Data items
* BEGIN *

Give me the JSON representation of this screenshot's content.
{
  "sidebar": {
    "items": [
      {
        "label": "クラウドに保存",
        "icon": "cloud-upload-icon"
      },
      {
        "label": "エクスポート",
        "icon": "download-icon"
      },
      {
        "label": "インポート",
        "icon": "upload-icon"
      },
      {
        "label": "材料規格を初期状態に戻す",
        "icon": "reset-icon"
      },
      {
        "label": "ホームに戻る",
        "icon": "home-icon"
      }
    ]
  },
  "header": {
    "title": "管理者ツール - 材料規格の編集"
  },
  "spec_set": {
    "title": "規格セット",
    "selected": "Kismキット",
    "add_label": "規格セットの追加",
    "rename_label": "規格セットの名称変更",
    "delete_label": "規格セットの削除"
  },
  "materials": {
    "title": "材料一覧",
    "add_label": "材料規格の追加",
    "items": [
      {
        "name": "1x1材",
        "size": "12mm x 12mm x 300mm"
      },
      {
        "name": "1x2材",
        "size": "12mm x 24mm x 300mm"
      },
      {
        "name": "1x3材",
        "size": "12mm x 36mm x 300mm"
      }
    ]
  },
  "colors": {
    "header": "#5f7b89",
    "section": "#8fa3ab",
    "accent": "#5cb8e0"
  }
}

* END *

• _Work to complete_
Pick out the lines containing the string "size".

• _Final answer_
        "size": "12mm x 12mm x 300mm"
        "size": "12mm x 24mm x 300mm"
        "size": "12mm x 36mm x 300mm"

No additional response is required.